[begin SOURCE MATERIAL]

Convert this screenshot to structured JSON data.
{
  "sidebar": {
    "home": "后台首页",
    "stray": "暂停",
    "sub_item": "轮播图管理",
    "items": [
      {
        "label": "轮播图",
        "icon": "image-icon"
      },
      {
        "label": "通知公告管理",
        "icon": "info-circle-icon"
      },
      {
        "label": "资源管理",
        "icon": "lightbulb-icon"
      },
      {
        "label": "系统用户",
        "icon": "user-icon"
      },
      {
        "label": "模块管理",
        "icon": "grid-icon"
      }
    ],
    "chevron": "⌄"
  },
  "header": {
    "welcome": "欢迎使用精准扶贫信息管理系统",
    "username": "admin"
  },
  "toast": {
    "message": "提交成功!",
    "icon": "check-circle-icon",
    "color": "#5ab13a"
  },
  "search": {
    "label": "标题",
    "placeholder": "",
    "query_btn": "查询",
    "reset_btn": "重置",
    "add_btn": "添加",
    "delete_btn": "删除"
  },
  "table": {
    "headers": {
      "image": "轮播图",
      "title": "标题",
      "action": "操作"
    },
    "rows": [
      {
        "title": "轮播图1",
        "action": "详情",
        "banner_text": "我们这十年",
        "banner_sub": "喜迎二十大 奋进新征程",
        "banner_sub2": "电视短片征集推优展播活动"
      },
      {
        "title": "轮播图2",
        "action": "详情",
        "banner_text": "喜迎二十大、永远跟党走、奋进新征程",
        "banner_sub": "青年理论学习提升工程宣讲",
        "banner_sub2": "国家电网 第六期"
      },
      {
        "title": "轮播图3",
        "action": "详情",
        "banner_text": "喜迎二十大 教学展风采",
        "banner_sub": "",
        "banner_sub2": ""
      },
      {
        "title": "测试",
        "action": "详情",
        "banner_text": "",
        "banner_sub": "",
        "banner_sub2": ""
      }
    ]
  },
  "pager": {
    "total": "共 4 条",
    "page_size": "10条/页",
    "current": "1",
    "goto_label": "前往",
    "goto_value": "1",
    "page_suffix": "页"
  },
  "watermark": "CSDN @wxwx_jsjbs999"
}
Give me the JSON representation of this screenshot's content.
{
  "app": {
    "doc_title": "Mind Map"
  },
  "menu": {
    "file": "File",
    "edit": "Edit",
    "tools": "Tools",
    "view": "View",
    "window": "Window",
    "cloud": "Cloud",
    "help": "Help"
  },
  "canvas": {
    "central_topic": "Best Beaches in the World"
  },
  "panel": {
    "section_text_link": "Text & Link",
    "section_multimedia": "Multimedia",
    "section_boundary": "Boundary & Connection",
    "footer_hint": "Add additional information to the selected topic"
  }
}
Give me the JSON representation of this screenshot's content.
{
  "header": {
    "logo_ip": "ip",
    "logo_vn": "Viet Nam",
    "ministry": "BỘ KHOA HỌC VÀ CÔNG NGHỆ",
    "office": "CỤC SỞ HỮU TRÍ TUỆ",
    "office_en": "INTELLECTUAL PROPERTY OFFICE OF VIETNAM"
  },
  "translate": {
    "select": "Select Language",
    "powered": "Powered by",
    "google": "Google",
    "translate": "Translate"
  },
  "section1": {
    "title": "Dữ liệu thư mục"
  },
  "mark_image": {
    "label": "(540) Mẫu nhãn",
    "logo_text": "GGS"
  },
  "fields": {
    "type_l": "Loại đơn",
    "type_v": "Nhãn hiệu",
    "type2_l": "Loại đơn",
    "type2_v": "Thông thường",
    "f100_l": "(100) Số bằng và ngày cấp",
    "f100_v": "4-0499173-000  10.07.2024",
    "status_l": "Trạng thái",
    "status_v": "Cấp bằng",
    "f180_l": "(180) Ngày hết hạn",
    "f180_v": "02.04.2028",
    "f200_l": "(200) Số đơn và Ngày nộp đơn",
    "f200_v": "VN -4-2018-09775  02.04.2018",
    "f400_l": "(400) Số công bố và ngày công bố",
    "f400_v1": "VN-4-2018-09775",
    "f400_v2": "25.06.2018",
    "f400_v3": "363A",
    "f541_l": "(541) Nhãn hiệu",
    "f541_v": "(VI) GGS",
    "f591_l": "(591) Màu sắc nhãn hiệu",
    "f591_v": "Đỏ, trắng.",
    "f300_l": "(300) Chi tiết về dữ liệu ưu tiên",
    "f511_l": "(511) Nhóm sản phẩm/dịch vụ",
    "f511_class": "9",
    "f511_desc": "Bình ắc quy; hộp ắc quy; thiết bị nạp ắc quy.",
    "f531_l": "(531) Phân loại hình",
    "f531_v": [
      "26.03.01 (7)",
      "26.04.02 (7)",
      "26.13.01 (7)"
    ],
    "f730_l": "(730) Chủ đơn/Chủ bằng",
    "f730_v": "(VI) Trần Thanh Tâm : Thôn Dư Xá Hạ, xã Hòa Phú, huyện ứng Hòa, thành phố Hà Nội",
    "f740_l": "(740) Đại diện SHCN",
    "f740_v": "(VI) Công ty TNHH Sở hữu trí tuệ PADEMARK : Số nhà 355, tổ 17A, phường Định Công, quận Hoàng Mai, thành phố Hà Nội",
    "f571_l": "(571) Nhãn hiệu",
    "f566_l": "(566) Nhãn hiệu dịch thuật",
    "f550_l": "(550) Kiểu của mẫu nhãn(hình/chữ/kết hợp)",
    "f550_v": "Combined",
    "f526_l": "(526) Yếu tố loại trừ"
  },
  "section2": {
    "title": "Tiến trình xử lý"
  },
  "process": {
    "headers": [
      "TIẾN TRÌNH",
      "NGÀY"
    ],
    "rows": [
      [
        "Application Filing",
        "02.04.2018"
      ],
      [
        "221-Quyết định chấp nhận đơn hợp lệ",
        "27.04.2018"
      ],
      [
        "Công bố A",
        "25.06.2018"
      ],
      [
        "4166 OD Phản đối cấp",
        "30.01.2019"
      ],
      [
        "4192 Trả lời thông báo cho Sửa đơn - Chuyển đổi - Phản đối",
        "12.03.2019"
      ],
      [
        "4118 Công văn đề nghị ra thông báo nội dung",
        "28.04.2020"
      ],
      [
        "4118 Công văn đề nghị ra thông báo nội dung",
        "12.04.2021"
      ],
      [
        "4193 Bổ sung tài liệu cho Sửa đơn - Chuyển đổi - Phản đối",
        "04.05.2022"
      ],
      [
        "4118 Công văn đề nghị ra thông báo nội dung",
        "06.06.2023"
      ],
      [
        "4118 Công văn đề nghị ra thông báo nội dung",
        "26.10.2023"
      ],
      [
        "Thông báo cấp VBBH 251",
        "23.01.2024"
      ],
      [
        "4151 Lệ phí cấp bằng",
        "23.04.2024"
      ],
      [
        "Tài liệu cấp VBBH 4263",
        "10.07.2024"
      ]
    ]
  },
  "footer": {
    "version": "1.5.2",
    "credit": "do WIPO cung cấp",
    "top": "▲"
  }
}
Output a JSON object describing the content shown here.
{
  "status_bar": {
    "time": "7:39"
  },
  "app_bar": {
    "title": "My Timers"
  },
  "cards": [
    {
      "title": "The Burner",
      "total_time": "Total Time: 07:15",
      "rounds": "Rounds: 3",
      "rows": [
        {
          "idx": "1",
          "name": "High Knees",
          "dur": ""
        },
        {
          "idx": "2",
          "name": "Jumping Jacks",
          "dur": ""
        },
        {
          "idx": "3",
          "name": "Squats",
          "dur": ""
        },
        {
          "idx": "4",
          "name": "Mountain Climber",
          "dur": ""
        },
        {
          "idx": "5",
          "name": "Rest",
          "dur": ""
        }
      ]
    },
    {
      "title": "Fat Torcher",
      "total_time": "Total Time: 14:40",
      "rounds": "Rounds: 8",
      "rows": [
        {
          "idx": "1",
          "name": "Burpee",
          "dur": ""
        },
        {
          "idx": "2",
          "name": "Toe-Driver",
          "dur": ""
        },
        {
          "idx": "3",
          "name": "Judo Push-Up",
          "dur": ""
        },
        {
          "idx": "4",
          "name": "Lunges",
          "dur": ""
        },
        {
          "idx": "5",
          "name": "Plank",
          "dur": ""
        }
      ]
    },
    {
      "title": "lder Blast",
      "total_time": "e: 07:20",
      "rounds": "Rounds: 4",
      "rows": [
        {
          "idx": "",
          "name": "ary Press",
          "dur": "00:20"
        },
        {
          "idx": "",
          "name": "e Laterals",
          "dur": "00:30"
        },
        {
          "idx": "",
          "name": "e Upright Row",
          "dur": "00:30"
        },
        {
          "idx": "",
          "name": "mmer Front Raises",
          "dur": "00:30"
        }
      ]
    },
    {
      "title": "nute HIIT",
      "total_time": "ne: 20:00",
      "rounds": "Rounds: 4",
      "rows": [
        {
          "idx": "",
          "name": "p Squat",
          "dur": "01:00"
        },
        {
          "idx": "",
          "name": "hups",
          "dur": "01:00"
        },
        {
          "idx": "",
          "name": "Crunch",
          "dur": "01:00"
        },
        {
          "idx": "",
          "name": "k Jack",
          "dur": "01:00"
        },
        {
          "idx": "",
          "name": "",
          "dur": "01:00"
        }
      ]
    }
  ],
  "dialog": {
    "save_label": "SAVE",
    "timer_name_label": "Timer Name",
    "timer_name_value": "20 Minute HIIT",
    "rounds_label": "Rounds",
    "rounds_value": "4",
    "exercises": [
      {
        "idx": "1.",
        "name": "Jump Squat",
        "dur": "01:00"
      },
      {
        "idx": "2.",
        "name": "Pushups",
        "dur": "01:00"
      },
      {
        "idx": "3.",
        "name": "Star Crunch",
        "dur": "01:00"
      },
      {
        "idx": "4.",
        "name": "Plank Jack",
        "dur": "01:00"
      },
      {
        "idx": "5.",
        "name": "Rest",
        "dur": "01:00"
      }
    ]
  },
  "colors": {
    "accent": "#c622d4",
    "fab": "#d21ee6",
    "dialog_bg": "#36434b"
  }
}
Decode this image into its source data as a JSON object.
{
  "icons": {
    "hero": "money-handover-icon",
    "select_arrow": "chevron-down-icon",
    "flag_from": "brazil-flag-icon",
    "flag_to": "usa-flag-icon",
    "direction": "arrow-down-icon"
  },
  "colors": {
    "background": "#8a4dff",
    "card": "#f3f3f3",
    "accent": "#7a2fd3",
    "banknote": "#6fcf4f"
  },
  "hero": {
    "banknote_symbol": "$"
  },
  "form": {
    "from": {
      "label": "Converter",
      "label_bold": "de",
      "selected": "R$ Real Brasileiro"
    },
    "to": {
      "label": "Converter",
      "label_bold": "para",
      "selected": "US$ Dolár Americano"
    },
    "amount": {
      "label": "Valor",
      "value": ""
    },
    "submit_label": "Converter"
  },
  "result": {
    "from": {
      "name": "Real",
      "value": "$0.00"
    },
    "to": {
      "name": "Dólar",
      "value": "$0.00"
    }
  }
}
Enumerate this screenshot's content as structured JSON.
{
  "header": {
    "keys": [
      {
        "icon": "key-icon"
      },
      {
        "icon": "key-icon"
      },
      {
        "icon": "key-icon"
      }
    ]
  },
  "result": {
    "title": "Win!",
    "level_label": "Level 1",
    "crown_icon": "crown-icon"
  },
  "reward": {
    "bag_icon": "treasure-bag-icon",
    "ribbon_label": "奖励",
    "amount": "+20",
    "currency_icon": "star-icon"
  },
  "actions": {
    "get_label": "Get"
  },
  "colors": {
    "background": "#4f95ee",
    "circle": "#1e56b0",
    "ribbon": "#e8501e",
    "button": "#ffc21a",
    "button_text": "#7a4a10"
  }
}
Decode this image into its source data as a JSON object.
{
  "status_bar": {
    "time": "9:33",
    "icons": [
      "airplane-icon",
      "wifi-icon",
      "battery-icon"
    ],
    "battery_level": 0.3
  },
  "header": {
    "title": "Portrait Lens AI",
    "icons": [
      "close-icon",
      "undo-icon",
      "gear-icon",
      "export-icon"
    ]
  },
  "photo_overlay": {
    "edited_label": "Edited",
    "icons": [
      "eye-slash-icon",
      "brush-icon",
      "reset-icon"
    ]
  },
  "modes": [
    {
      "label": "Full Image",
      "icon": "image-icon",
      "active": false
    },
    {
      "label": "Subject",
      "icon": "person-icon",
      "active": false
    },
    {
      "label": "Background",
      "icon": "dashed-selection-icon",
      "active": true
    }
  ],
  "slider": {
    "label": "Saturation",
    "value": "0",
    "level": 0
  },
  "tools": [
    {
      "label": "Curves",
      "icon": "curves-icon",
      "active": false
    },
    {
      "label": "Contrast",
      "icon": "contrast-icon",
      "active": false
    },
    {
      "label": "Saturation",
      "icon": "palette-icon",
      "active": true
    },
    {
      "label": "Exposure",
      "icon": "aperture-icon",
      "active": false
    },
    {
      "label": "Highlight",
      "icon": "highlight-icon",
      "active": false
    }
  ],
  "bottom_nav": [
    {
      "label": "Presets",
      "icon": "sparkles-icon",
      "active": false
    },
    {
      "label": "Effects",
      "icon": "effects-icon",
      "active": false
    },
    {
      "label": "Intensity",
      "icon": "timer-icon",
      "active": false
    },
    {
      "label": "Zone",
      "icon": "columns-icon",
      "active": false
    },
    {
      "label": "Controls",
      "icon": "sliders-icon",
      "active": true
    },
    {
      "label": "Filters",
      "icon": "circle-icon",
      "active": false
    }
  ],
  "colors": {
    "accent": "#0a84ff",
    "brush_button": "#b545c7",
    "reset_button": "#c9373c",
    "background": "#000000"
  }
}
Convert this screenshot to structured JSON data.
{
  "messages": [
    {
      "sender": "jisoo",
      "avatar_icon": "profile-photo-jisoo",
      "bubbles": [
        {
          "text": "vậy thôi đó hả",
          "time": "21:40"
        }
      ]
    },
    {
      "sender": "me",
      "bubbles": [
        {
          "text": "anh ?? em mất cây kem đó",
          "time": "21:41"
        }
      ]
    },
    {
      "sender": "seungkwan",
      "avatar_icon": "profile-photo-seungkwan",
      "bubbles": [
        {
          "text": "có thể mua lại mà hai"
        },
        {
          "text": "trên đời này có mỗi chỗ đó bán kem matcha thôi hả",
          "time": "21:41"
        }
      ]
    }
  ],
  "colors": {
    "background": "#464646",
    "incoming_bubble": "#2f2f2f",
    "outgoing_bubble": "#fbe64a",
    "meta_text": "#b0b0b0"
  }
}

[end SOURCE MATERIAL]

OBJECTIVE →
Look through the lines above and collect those with the word "hiệu".

SOLUTION TO THIS EXERCISE →
    "type_v": "Nhãn hiệu",
    "f541_l": "(541) Nhãn hiệu",
    "f591_l": "(591) Màu sắc nhãn hiệu",
    "f571_l": "(571) Nhãn hiệu",
    "f566_l": "(566) Nhãn hiệu dịch thuật",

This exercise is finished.